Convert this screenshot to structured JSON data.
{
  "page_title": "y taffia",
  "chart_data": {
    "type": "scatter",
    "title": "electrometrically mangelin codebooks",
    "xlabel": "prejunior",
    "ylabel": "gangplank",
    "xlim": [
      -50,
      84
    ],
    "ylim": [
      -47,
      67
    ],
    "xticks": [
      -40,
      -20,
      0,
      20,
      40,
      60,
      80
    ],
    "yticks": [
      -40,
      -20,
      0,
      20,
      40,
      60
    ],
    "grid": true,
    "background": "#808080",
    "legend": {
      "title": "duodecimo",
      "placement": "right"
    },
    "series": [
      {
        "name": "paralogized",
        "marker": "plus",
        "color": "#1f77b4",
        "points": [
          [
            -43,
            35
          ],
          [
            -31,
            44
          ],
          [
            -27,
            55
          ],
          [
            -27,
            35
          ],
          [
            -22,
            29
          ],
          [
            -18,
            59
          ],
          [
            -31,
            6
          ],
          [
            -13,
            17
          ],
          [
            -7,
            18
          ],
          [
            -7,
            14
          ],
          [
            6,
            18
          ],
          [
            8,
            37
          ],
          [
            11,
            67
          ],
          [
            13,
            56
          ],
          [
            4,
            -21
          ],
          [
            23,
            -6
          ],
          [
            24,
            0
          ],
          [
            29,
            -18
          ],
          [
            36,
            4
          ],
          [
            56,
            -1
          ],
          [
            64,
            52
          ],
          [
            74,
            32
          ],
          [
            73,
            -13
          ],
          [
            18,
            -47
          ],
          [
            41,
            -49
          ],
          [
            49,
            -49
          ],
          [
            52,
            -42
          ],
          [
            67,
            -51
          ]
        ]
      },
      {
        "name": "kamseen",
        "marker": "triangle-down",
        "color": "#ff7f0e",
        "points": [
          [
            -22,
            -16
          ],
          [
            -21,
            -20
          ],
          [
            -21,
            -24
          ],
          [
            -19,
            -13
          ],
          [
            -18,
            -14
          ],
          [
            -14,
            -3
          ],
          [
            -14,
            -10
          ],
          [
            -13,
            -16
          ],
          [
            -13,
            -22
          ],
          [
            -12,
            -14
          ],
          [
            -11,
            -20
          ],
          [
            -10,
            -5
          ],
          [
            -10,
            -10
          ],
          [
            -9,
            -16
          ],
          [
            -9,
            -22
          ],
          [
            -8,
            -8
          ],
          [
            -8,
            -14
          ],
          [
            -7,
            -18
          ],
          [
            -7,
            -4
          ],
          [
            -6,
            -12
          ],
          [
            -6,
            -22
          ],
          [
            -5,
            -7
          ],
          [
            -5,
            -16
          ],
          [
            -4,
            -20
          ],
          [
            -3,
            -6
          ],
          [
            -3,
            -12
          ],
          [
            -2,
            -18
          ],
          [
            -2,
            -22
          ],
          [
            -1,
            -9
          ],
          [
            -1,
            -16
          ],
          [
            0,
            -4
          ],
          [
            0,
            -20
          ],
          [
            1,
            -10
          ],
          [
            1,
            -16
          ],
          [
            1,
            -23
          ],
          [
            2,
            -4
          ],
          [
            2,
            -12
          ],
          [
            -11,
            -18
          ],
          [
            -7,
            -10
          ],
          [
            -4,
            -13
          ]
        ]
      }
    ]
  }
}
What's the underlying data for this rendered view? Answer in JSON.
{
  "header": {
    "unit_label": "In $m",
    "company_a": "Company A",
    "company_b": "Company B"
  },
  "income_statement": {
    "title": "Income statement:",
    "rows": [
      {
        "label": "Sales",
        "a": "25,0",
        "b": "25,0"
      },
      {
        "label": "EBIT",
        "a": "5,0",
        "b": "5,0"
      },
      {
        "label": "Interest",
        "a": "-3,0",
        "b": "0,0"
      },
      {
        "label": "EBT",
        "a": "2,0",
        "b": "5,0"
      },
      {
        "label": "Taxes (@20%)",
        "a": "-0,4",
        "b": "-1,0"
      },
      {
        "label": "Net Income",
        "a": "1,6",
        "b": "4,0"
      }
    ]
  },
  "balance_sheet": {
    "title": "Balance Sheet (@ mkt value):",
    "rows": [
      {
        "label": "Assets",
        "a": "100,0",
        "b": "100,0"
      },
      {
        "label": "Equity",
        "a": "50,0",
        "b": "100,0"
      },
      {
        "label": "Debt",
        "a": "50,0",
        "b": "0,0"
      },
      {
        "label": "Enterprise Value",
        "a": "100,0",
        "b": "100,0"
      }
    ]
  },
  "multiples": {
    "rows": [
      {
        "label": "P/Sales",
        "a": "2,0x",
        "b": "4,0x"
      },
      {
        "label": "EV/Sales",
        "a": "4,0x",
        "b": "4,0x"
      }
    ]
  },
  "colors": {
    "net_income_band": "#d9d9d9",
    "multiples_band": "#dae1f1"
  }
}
□ □ □ □
(Work to be completed):
Each line above must be reproduced exactly as it stands.

(Result of this task):
Convert this screenshot to structured JSON data.
{
  "page_title": "y taffia",
  "chart_data": {
    "type": "scatter",
    "title": "electrometrically mangelin codebooks",
    "xlabel": "prejunior",
    "ylabel": "gangplank",
    "xlim": [
      -50,
      84
    ],
    "ylim": [
      -47,
      67
    ],
    "xticks": [
      -40,
      -20,
      0,
      20,
      40,
      60,
      80
    ],
    "yticks": [
      -40,
      -20,
      0,
      20,
      40,
      60
    ],
    "grid": true,
    "background": "#808080",
    "legend": {
      "title": "duodecimo",
      "placement": "right"
    },
    "series": [
      {
        "name": "paralogized",
        "marker": "plus",
        "color": "#1f77b4",
        "points": [
          [
            -43,
            35
          ],
          [
            -31,
            44
          ],
          [
            -27,
            55
          ],
          [
            -27,
            35
          ],
          [
            -22,
            29
          ],
          [
            -18,
            59
          ],
          [
            -31,
            6
          ],
          [
            -13,
            17
          ],
          [
            -7,
            18
          ],
          [
            -7,
            14
          ],
          [
            6,
            18
          ],
          [
            8,
            37
          ],
          [
            11,
            67
          ],
          [
            13,
            56
          ],
          [
            4,
            -21
          ],
          [
            23,
            -6
          ],
          [
            24,
            0
          ],
          [
            29,
            -18
          ],
          [
            36,
            4
          ],
          [
            56,
            -1
          ],
          [
            64,
            52
          ],
          [
            74,
            32
          ],
          [
            73,
            -13
          ],
          [
            18,
            -47
          ],
          [
            41,
            -49
          ],
          [
            49,
            -49
          ],
          [
            52,
            -42
          ],
          [
            67,
            -51
          ]
        ]
      },
      {
        "name": "kamseen",
        "marker": "triangle-down",
        "color": "#ff7f0e",
        "points": [
          [
            -22,
            -16
          ],
          [
            -21,
            -20
          ],
          [
            -21,
            -24
          ],
          [
            -19,
            -13
          ],
          [
            -18,
            -14
          ],
          [
            -14,
            -3
          ],
          [
            -14,
            -10
          ],
          [
            -13,
            -16
          ],
          [
            -13,
            -22
          ],
          [
            -12,
            -14
          ],
          [
            -11,
            -20
          ],
          [
            -10,
            -5
          ],
          [
            -10,
            -10
          ],
          [
            -9,
            -16
          ],
          [
            -9,
            -22
          ],
          [
            -8,
            -8
          ],
          [
            -8,
            -14
          ],
          [
            -7,
            -18
          ],
          [
            -7,
            -4
          ],
          [
            -6,
            -12
          ],
          [
            -6,
            -22
          ],
          [
            -5,
            -7
          ],
          [
            -5,
            -16
          ],
          [
            -4,
            -20
          ],
          [
            -3,
            -6
          ],
          [
            -3,
            -12
          ],
          [
            -2,
            -18
          ],
          [
            -2,
            -22
          ],
          [
            -1,
            -9
          ],
          [
            -1,
            -16
          ],
          [
            0,
            -4
          ],
          [
            0,
            -20
          ],
          [
            1,
            -10
          ],
          [
            1,
            -16
          ],
          [
            1,
            -23
          ],
          [
            2,
            -4
          ],
          [
            2,
            -12
          ],
          [
            -11,
            -18
          ],
          [
            -7,
            -10
          ],
          [
            -4,
            -13
          ]
        ]
      }
    ]
  }
}
What's the underlying data for this rendered view? Answer in JSON.
{
  "header": {
    "unit_label": "In $m",
    "company_a": "Company A",
    "company_b": "Company B"
  },
  "income_statement": {
    "title": "Income statement:",
    "rows": [
      {
        "label": "Sales",
        "a": "25,0",
        "b": "25,0"
      },
      {
        "label": "EBIT",
        "a": "5,0",
        "b": "5,0"
      },
      {
        "label": "Interest",
        "a": "-3,0",
        "b": "0,0"
      },
      {
        "label": "EBT",
        "a": "2,0",
        "b": "5,0"
      },
      {
        "label": "Taxes (@20%)",
        "a": "-0,4",
        "b": "-1,0"
      },
      {
        "label": "Net Income",
        "a": "1,6",
        "b": "4,0"
      }
    ]
  },
  "balance_sheet": {
    "title": "Balance Sheet (@ mkt value):",
    "rows": [
      {
        "label": "Assets",
        "a": "100,0",
        "b": "100,0"
      },
      {
        "label": "Equity",
        "a": "50,0",
        "b": "100,0"
      },
      {
        "label": "Debt",
        "a": "50,0",
        "b": "0,0"
      },
      {
        "label": "Enterprise Value",
        "a": "100,0",
        "b": "100,0"
      }
    ]
  },
  "multiples": {
    "rows": [
      {
        "label": "P/Sales",
        "a": "2,0x",
        "b": "4,0x"
      },
      {
        "label": "EV/Sales",
        "a": "4,0x",
        "b": "4,0x"
      }
    ]
  },
  "colors": {
    "net_income_band": "#d9d9d9",
    "multiples_band": "#dae1f1"
  }
}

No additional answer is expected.